Иоганн Вольфганг фон Гёте: место
к 275-летию со дня рождения
Гений: иметь или быть
Звезда Гёте, счастье Гёте, гений Гёте – те образы, которые будут помнить, пока помнят самого Гёте. Само слово «гений», которое долгое время означало просто «дух-покровитель», некоторое начало, положительно влияющее на творчество, именно в случае Гёте стало употребляться как звание, как звезда, непосредственно осенившая своего владельца и ставшая частью его бытия. При жизни Гёте в немецком языке происходит серьезный поворот: если в середине XVIII века все говорили только «иметь гений», то с начала XIX века, с эпохи Наполеона и Байрона, говорят только «быть гением». За этим изменением глагола – эпохальные сдвиги и вся жизнь культуры.
«Иметь гения» – это вдохновляться, находить в себе что-то существенное для работы, что ускоряет дело. Слишком короток век и слишком долго нужно учиться искусству, ars longa, vita brevis est, как говорит Мефистофель Фаусту вслед за Сенекой. Гений, которого ты «имеешь», – это как бы живая шпаргалка, помогающая быстрее учиться и быстрее стать профессионалом в деле.
Но заметим, что Фауст говорит о другом искусстве, не о медицинском, как Сенека, которому слишком долго учатся, – но об искусстве жить, об искусстве познать всю радость и все горе мира. Так Гёте не просто открывал эпоху романтизма, но обозначил ее пределы – романтический роман, вмещающий в себя всю жизнь с ее страстями, не просто не будет закончен, не просто останется с открытым финалом. Этот роман окажется несоизмерим ни с жизнью автора, ни с жизнью читателя, всегда вмещая в себя слишком болезненные желания и слишком порывистые стремления. Его ткань никогда не сойдется по всем швам.

******

Допишите следующую часть очерка о гении Гёте, начав сразу после фразы «Его ткань никогда не сойдется по всем швам».

******

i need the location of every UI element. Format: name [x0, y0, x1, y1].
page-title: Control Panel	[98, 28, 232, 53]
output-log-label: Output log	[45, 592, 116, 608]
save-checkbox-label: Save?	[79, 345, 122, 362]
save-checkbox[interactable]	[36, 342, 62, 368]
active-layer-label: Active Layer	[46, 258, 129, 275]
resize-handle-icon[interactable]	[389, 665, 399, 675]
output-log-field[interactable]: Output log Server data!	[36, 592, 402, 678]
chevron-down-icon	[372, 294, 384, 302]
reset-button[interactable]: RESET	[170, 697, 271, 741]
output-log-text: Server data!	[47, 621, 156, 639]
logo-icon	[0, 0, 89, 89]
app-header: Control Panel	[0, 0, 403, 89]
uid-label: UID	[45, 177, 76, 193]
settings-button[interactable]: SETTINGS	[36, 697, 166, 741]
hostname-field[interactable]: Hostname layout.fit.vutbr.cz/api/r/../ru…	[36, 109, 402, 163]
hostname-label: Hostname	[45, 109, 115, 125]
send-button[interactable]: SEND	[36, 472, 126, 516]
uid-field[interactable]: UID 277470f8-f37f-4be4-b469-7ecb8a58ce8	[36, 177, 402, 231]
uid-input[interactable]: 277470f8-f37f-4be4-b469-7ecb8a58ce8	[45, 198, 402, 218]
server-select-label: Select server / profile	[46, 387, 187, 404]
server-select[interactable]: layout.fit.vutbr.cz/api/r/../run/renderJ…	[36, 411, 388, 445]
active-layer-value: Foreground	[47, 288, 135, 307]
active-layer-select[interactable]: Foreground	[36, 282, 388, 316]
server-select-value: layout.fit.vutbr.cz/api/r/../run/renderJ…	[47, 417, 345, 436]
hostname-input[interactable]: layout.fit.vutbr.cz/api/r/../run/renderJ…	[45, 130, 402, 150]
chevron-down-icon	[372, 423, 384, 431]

******

**Ответ ниже**
А вот «быть гением» – это уже метафорическое выражение начала XIX века, наподобие «быть совестью нации» или «быть честью страны». С одной стороны, оно имеет в виду, что государство или нация начинает рассматриваться как произведение искусства, как некоторая гармония, которую устанавливают институты, начиная с института монархии, и одновременно как инстанция вкуса к общественному действию всех его граждан. Здесь идеи Канта об инстанции вкуса как суждения слились с общим прогрессом симфонической музыки – Йозеф Гайдн, получивший право продавать свои партитуры, стал писать вместо опер симфонии. Если опера представляла монарха как главного героя, как символический центр действия, устремленного к цели, то в симфонии, входившей в свободный оборот, целеполагание всякий раз должно было учреждаться, дирижироваться, направляться на протяжении всего исполнения.
Дирижер оказывался повелителем инструментов и исполнителей как живых инструментов, а значит, появлялось представление о гармонии не просто как о музыковедческой дисциплине, а как о создании правильной и благополучной для всех композиции здесь и сейчас. Дирижер и есть такой «гений», создающий благополучие от первой и до последней звучащей ноты, и таким же гением мыслился Наполеон в политике, Байрон в поэзии и массовой культуре новостей – бурная личность, способная своей магнетической магией дотянуться до внимания всех, как дирижер дотягивается незримо до самого дальнего оркестранта.
С другой стороны, это выражение означает появление новой романтической личности, которой Гёте не был, но эту личность ему приписывали и продолжают приписывать. В любой немецкой книге сказано: Гёте – классик. Почти в любой английской, французской, греческой или румынской сказано: Гёте – романтик, или мягче: Гёте – гений эпохи романтизма, решающая фигура для немецкого романтизма, патриарх, чьи идеи и образы были самыми значимыми для романтиков. Но Гёте не мог быть романтической личностью по простой причине: он конструировал литературные реальности, превосходящие его самого.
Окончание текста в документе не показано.